begin Data records
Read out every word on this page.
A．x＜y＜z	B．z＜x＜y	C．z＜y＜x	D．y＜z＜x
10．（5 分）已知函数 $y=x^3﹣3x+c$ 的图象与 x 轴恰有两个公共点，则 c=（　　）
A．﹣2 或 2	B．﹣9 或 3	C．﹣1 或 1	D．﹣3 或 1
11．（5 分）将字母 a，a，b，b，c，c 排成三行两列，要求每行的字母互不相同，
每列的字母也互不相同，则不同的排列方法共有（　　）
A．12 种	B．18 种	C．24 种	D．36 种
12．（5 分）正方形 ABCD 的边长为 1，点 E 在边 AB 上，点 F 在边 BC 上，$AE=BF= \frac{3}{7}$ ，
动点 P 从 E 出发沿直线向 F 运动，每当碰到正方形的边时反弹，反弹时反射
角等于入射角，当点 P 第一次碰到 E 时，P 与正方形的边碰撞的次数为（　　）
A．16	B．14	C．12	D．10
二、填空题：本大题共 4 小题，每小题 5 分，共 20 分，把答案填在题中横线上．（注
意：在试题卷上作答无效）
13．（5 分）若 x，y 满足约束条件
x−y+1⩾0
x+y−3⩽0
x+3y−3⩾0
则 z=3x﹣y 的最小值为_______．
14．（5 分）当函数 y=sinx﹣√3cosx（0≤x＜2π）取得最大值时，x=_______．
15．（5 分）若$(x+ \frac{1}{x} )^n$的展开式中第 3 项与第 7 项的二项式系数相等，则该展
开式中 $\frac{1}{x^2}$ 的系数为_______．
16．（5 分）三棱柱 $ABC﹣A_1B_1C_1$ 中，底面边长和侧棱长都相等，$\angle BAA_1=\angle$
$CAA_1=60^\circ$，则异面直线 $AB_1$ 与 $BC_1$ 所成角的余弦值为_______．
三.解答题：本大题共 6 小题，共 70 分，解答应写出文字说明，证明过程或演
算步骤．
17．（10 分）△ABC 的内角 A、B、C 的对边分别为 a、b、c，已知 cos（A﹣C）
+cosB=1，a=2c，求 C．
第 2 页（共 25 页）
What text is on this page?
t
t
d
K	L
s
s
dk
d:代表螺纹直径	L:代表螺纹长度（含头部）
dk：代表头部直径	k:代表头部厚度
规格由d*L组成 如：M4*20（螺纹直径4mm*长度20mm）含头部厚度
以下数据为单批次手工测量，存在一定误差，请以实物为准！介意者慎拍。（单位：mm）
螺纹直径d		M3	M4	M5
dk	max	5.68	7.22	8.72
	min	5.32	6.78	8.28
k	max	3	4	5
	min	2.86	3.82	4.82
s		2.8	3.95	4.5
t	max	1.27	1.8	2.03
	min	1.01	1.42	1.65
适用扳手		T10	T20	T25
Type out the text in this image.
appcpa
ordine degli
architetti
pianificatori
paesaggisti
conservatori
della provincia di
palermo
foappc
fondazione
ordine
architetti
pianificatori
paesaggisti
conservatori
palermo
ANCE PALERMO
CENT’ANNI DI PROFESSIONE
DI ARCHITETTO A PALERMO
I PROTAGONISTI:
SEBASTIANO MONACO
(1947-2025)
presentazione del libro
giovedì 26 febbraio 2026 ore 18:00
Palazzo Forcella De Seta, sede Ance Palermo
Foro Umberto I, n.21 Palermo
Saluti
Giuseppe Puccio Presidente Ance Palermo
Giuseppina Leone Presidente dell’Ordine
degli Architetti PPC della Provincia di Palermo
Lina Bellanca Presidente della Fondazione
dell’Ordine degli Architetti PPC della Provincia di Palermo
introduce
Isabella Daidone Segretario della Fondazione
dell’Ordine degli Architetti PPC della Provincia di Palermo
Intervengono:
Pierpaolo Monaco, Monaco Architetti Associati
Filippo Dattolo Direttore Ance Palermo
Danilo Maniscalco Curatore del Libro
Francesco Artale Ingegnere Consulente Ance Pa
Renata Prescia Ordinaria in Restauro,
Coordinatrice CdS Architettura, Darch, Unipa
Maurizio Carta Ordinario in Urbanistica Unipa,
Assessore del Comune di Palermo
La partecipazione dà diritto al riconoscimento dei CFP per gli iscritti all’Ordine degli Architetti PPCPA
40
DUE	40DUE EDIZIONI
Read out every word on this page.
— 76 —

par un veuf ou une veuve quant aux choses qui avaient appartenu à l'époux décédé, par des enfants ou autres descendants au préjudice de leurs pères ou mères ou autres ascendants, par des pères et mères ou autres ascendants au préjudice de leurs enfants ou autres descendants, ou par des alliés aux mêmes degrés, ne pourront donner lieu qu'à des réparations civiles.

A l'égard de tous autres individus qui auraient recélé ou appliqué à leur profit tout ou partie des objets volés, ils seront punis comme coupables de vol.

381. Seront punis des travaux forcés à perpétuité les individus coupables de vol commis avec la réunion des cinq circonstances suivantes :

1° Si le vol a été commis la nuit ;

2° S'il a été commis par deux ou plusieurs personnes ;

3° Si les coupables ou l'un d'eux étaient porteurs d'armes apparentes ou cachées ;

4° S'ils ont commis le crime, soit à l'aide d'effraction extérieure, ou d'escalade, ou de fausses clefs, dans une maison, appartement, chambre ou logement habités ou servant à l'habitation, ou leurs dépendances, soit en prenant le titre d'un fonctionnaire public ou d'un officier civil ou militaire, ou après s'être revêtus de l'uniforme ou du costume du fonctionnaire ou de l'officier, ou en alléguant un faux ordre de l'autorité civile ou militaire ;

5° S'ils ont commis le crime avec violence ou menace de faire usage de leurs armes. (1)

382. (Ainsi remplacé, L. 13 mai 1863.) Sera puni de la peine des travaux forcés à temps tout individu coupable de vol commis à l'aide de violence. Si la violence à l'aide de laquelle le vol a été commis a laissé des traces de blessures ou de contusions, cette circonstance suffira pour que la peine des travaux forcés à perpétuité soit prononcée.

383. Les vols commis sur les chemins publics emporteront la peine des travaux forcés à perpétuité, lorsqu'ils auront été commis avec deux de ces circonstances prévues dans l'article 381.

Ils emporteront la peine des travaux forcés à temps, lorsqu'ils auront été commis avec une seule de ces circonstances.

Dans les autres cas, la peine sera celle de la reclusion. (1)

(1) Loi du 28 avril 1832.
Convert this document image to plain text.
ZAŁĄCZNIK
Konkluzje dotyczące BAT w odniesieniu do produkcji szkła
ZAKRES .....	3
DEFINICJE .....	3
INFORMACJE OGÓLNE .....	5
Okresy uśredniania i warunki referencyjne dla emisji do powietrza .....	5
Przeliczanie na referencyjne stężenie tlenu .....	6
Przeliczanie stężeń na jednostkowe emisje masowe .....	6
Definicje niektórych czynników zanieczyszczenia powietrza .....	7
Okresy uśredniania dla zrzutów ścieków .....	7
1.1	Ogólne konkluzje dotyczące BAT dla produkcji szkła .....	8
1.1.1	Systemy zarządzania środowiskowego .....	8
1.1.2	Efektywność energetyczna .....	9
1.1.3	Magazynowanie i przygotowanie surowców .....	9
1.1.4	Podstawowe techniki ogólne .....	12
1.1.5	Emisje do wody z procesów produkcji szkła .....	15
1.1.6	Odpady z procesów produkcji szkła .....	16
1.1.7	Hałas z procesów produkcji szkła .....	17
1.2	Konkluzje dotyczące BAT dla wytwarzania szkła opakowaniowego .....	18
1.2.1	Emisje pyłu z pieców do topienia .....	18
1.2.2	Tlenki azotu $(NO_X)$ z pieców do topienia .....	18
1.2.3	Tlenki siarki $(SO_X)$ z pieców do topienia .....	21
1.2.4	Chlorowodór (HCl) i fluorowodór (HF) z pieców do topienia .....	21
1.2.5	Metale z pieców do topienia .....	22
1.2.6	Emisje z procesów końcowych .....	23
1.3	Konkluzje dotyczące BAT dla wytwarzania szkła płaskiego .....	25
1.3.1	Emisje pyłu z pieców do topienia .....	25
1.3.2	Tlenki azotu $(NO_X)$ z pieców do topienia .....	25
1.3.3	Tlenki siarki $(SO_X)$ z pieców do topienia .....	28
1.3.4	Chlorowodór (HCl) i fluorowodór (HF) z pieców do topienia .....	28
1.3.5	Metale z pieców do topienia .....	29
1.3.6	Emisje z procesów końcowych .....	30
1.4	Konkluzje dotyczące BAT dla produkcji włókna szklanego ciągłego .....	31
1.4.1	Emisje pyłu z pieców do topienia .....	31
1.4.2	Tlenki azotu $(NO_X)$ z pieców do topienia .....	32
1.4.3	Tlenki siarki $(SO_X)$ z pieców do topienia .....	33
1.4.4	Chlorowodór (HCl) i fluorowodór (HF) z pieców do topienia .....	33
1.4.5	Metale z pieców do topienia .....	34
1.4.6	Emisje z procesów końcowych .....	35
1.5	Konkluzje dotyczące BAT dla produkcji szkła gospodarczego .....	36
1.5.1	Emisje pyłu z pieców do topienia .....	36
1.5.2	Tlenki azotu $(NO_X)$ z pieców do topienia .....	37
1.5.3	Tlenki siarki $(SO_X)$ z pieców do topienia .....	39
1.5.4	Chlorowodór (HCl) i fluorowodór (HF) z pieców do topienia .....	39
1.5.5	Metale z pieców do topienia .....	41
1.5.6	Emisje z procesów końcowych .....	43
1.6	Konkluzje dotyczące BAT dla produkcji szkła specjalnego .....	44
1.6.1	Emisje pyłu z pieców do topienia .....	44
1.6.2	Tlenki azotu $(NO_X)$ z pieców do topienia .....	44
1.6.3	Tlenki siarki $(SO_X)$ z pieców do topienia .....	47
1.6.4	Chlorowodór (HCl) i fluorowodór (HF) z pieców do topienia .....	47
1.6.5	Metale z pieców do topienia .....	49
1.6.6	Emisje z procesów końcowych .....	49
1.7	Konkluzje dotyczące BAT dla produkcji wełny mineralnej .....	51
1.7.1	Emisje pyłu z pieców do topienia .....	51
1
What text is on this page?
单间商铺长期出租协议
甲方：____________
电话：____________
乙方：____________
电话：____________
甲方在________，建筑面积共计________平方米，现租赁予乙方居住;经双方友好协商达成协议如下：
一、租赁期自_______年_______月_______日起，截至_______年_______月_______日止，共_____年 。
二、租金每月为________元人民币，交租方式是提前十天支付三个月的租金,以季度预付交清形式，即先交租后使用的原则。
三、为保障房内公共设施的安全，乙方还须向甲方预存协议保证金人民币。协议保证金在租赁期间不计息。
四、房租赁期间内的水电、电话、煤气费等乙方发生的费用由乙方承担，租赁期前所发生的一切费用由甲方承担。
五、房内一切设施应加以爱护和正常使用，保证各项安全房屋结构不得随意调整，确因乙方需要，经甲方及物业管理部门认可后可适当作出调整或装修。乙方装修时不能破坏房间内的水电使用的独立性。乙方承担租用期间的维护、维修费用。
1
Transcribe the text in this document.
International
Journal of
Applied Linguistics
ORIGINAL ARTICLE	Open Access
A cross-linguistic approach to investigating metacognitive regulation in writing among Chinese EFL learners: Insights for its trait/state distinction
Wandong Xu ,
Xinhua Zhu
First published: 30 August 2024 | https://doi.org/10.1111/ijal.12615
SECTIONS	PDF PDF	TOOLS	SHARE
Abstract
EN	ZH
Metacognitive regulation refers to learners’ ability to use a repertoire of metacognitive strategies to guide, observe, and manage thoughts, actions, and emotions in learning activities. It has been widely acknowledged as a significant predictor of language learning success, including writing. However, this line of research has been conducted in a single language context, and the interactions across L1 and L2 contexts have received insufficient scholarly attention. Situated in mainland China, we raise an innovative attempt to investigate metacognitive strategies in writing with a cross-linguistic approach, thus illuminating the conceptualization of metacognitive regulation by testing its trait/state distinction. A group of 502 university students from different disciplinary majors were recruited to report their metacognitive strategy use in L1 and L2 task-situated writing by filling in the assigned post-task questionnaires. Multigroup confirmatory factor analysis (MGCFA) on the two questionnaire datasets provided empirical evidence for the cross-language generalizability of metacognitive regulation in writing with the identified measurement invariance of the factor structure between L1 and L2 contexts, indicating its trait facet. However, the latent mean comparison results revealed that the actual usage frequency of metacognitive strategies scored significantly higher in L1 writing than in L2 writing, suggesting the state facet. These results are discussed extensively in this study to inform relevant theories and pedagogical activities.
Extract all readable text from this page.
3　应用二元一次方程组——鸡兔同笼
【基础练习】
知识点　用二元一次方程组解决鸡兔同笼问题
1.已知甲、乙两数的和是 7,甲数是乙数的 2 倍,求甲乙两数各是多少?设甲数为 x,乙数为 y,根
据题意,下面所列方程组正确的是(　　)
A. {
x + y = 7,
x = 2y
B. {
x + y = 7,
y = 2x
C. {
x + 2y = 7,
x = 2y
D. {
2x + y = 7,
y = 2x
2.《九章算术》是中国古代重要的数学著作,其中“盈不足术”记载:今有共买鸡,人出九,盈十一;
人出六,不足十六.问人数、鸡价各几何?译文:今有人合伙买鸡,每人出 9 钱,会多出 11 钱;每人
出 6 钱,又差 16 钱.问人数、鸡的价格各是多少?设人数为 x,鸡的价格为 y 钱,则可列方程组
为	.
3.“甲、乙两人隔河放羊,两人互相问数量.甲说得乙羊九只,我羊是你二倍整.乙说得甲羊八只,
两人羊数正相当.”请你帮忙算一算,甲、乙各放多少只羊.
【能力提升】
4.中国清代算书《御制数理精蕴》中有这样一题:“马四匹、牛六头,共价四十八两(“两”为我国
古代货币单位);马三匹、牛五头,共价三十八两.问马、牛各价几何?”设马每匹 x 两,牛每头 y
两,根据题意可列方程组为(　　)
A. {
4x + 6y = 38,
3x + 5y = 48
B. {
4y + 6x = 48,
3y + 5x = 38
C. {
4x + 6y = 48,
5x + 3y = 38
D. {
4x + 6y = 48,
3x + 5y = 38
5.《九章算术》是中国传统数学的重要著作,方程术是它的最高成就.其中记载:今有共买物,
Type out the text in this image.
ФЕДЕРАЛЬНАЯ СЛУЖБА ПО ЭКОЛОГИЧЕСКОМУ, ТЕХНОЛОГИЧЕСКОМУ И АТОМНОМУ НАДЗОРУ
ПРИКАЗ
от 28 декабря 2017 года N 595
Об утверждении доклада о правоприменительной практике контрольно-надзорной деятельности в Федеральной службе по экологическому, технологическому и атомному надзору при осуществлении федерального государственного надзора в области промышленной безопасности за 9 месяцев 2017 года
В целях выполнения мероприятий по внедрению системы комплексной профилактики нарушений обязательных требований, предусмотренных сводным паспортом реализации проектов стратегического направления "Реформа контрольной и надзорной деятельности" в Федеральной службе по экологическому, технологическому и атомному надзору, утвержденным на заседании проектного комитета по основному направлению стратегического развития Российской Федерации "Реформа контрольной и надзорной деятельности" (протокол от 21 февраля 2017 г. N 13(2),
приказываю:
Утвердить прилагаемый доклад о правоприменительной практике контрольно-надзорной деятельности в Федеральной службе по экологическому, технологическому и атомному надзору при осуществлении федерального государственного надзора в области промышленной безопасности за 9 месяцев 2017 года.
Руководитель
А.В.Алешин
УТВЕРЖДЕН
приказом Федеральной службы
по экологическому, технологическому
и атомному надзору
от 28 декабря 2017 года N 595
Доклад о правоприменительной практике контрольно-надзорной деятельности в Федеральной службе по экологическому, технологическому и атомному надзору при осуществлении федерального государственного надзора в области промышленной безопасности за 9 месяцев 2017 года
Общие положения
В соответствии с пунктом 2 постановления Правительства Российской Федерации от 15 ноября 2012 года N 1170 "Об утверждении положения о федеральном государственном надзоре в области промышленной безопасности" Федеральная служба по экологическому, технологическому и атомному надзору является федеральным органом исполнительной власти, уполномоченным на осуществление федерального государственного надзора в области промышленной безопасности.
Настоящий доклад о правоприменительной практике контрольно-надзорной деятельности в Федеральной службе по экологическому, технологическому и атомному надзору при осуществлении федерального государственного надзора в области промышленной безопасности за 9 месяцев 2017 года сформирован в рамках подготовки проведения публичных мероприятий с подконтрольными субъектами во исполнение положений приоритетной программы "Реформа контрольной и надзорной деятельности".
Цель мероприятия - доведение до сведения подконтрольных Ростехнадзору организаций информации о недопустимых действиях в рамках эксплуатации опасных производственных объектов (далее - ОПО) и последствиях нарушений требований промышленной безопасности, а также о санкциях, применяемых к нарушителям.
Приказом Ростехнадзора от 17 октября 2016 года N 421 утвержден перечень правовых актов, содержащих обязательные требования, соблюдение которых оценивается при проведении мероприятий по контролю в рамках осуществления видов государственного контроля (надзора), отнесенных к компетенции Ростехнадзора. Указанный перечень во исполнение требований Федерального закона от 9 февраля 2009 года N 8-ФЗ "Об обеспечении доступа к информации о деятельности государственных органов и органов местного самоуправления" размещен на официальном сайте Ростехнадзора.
end Data records
-- Prompt --
Where a line in the entries holds the word "uśredniania", copy that line.

-- Response below --
Okresy uśredniania i warunki referencyjne dla emisji do powietrza .....	5
Okresy uśredniania dla zrzutów ścieków .....	7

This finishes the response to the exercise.